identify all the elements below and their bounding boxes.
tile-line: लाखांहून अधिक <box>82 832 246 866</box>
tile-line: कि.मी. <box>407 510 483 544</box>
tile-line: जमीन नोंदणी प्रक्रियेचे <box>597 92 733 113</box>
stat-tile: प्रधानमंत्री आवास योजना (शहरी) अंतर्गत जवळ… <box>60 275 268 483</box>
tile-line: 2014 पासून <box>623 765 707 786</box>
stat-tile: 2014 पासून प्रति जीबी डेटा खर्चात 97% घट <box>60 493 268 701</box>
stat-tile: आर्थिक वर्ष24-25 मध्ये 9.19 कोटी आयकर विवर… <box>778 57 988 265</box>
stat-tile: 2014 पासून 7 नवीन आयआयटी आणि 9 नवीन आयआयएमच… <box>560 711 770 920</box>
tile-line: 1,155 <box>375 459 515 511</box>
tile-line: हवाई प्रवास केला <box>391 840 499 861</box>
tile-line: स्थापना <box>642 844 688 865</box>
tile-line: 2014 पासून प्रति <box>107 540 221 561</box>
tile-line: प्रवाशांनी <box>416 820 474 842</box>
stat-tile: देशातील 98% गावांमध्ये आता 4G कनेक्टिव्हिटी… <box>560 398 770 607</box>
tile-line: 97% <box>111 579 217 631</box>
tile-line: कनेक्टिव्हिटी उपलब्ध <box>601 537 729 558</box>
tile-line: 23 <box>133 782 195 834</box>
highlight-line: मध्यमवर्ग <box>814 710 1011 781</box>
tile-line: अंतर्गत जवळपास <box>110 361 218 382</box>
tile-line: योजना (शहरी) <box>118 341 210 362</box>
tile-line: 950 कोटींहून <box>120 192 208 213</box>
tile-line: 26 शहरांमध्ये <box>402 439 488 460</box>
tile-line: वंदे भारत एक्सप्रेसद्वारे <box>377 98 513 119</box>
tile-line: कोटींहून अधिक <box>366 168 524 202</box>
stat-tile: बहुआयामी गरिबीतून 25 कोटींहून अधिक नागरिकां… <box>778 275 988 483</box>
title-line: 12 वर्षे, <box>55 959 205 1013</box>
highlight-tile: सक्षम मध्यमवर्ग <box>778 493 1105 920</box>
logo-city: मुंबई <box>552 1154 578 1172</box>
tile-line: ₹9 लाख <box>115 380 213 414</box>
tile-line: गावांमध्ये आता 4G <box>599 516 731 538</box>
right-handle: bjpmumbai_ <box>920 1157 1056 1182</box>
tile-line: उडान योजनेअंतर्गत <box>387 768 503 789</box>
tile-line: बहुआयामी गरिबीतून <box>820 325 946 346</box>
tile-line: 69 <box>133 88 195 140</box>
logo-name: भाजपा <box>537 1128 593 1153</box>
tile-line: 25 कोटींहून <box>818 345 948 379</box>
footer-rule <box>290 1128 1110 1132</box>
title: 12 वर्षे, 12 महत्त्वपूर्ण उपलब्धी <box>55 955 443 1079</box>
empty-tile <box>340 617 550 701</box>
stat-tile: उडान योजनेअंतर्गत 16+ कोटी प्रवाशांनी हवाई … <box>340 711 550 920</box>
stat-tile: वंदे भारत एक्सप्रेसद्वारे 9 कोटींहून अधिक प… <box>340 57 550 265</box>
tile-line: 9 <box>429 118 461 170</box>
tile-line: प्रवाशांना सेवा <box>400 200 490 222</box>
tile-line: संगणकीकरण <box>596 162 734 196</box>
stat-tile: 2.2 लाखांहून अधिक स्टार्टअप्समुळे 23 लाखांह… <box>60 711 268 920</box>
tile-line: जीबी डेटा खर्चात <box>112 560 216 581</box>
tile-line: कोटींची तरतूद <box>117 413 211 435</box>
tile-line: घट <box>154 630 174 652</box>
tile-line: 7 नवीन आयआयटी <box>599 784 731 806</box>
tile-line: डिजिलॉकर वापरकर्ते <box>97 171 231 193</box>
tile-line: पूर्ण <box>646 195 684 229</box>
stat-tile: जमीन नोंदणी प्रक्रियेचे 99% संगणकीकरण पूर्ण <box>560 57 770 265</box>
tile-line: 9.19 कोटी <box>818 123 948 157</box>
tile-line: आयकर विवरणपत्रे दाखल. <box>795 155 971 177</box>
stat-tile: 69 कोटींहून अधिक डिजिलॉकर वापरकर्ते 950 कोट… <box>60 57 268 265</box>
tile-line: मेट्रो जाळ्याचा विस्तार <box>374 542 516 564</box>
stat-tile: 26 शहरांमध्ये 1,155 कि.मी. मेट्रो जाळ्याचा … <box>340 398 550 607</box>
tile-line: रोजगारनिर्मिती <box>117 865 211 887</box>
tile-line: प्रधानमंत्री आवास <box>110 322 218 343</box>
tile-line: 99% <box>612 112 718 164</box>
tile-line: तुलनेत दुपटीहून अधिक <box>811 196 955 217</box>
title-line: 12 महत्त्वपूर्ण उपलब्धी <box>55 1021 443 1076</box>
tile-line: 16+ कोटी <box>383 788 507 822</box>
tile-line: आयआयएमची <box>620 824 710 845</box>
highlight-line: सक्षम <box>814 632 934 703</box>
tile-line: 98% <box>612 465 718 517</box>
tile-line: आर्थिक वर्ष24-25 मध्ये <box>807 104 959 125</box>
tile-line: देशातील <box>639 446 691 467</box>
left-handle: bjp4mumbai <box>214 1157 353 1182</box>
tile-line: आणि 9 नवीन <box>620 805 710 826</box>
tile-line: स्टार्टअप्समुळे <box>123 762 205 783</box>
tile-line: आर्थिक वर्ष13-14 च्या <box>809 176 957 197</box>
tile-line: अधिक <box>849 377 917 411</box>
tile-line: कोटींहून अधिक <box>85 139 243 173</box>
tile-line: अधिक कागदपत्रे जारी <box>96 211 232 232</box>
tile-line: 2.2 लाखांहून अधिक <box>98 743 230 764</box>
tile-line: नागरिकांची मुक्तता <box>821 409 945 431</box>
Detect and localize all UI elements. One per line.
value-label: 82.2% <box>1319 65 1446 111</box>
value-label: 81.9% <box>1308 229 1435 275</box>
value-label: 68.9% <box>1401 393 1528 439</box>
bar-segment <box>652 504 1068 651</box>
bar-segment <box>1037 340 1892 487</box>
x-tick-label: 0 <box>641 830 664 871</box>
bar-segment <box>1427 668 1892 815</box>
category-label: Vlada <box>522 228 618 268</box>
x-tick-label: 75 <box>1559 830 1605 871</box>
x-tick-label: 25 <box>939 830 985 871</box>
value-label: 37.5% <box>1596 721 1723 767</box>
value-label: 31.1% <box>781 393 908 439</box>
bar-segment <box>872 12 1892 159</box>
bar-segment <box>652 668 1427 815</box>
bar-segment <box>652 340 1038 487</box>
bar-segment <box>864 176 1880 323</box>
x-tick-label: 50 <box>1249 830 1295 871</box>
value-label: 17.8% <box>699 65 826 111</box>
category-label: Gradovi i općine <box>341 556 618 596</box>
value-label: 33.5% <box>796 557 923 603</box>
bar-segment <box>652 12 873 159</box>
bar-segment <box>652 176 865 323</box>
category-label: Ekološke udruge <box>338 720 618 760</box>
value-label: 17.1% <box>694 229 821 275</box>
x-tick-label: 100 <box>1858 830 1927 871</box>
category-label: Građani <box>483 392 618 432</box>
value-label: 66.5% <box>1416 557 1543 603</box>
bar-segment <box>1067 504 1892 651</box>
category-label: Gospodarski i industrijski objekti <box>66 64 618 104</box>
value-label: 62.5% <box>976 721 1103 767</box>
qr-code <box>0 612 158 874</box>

□ □ □ □ □ □ □

## Written task
Please print the full listing above again, line for line, without changing a single character.

## Exercise answer
identify all the elements below and their bounding boxes.
tile-line: लाखांहून अधिक <box>82 832 246 866</box>
tile-line: कि.मी. <box>407 510 483 544</box>
tile-line: जमीन नोंदणी प्रक्रियेचे <box>597 92 733 113</box>
stat-tile: प्रधानमंत्री आवास योजना (शहरी) अंतर्गत जवळ… <box>60 275 268 483</box>
tile-line: 2014 पासून <box>623 765 707 786</box>
stat-tile: 2014 पासून प्रति जीबी डेटा खर्चात 97% घट <box>60 493 268 701</box>
stat-tile: आर्थिक वर्ष24-25 मध्ये 9.19 कोटी आयकर विवर… <box>778 57 988 265</box>
stat-tile: 2014 पासून 7 नवीन आयआयटी आणि 9 नवीन आयआयएमच… <box>560 711 770 920</box>
tile-line: 1,155 <box>375 459 515 511</box>
tile-line: हवाई प्रवास केला <box>391 840 499 861</box>
tile-line: स्थापना <box>642 844 688 865</box>
tile-line: 2014 पासून प्रति <box>107 540 221 561</box>
tile-line: प्रवाशांनी <box>416 820 474 842</box>
stat-tile: देशातील 98% गावांमध्ये आता 4G कनेक्टिव्हिटी… <box>560 398 770 607</box>
tile-line: 97% <box>111 579 217 631</box>
tile-line: कनेक्टिव्हिटी उपलब्ध <box>601 537 729 558</box>
tile-line: 23 <box>133 782 195 834</box>
highlight-line: मध्यमवर्ग <box>814 710 1011 781</box>
tile-line: अंतर्गत जवळपास <box>110 361 218 382</box>
tile-line: योजना (शहरी) <box>118 341 210 362</box>
tile-line: 950 कोटींहून <box>120 192 208 213</box>
tile-line: 26 शहरांमध्ये <box>402 439 488 460</box>
tile-line: वंदे भारत एक्सप्रेसद्वारे <box>377 98 513 119</box>
tile-line: कोटींहून अधिक <box>366 168 524 202</box>
stat-tile: बहुआयामी गरिबीतून 25 कोटींहून अधिक नागरिकां… <box>778 275 988 483</box>
title-line: 12 वर्षे, <box>55 959 205 1013</box>
highlight-tile: सक्षम मध्यमवर्ग <box>778 493 1105 920</box>
logo-city: मुंबई <box>552 1154 578 1172</box>
tile-line: ₹9 लाख <box>115 380 213 414</box>
tile-line: गावांमध्ये आता 4G <box>599 516 731 538</box>
right-handle: bjpmumbai_ <box>920 1157 1056 1182</box>
tile-line: उडान योजनेअंतर्गत <box>387 768 503 789</box>
tile-line: बहुआयामी गरिबीतून <box>820 325 946 346</box>
tile-line: 69 <box>133 88 195 140</box>
logo-name: भाजपा <box>537 1128 593 1153</box>
tile-line: 25 कोटींहून <box>818 345 948 379</box>
footer-rule <box>290 1128 1110 1132</box>
title: 12 वर्षे, 12 महत्त्वपूर्ण उपलब्धी <box>55 955 443 1079</box>
empty-tile <box>340 617 550 701</box>
stat-tile: उडान योजनेअंतर्गत 16+ कोटी प्रवाशांनी हवाई … <box>340 711 550 920</box>
stat-tile: वंदे भारत एक्सप्रेसद्वारे 9 कोटींहून अधिक प… <box>340 57 550 265</box>
tile-line: 9 <box>429 118 461 170</box>
tile-line: प्रवाशांना सेवा <box>400 200 490 222</box>
tile-line: संगणकीकरण <box>596 162 734 196</box>
stat-tile: 2.2 लाखांहून अधिक स्टार्टअप्समुळे 23 लाखांह… <box>60 711 268 920</box>
tile-line: जीबी डेटा खर्चात <box>112 560 216 581</box>
tile-line: कोटींची तरतूद <box>117 413 211 435</box>
tile-line: घट <box>154 630 174 652</box>
tile-line: 7 नवीन आयआयटी <box>599 784 731 806</box>
tile-line: डिजिलॉकर वापरकर्ते <box>97 171 231 193</box>
tile-line: पूर्ण <box>646 195 684 229</box>
stat-tile: जमीन नोंदणी प्रक्रियेचे 99% संगणकीकरण पूर्ण <box>560 57 770 265</box>
tile-line: 9.19 कोटी <box>818 123 948 157</box>
tile-line: आयकर विवरणपत्रे दाखल. <box>795 155 971 177</box>
stat-tile: 69 कोटींहून अधिक डिजिलॉकर वापरकर्ते 950 कोट… <box>60 57 268 265</box>
tile-line: मेट्रो जाळ्याचा विस्तार <box>374 542 516 564</box>
stat-tile: 26 शहरांमध्ये 1,155 कि.मी. मेट्रो जाळ्याचा … <box>340 398 550 607</box>
tile-line: रोजगारनिर्मिती <box>117 865 211 887</box>
tile-line: प्रधानमंत्री आवास <box>110 322 218 343</box>
tile-line: 99% <box>612 112 718 164</box>
tile-line: तुलनेत दुपटीहून अधिक <box>811 196 955 217</box>
title-line: 12 महत्त्वपूर्ण उपलब्धी <box>55 1021 443 1076</box>
tile-line: 16+ कोटी <box>383 788 507 822</box>
tile-line: आयआयएमची <box>620 824 710 845</box>
highlight-line: सक्षम <box>814 632 934 703</box>
tile-line: 98% <box>612 465 718 517</box>
tile-line: आर्थिक वर्ष24-25 मध्ये <box>807 104 959 125</box>
tile-line: देशातील <box>639 446 691 467</box>
left-handle: bjp4mumbai <box>214 1157 353 1182</box>
tile-line: आणि 9 नवीन <box>620 805 710 826</box>
tile-line: स्टार्टअप्समुळे <box>123 762 205 783</box>
tile-line: आर्थिक वर्ष13-14 च्या <box>809 176 957 197</box>
tile-line: अधिक <box>849 377 917 411</box>
tile-line: कोटींहून अधिक <box>85 139 243 173</box>
tile-line: अधिक कागदपत्रे जारी <box>96 211 232 232</box>
tile-line: 2.2 लाखांहून अधिक <box>98 743 230 764</box>
tile-line: नागरिकांची मुक्तता <box>821 409 945 431</box>
Detect and localize all UI elements. One per line.
value-label: 82.2% <box>1319 65 1446 111</box>
value-label: 81.9% <box>1308 229 1435 275</box>
value-label: 68.9% <box>1401 393 1528 439</box>
bar-segment <box>652 504 1068 651</box>
bar-segment <box>1037 340 1892 487</box>
x-tick-label: 0 <box>641 830 664 871</box>
bar-segment <box>1427 668 1892 815</box>
category-label: Vlada <box>522 228 618 268</box>
x-tick-label: 75 <box>1559 830 1605 871</box>
x-tick-label: 25 <box>939 830 985 871</box>
value-label: 37.5% <box>1596 721 1723 767</box>
value-label: 31.1% <box>781 393 908 439</box>
bar-segment <box>872 12 1892 159</box>
bar-segment <box>652 668 1427 815</box>
bar-segment <box>652 340 1038 487</box>
bar-segment <box>864 176 1880 323</box>
x-tick-label: 50 <box>1249 830 1295 871</box>
value-label: 17.8% <box>699 65 826 111</box>
category-label: Gradovi i općine <box>341 556 618 596</box>
value-label: 33.5% <box>796 557 923 603</box>
bar-segment <box>652 12 873 159</box>
bar-segment <box>652 176 865 323</box>
category-label: Ekološke udruge <box>338 720 618 760</box>
value-label: 17.1% <box>694 229 821 275</box>
x-tick-label: 100 <box>1858 830 1927 871</box>
category-label: Građani <box>483 392 618 432</box>
value-label: 66.5% <box>1416 557 1543 603</box>
bar-segment <box>1067 504 1892 651</box>
category-label: Gospodarski i industrijski objekti <box>66 64 618 104</box>
value-label: 62.5% <box>976 721 1103 767</box>
qr-code <box>0 612 158 874</box>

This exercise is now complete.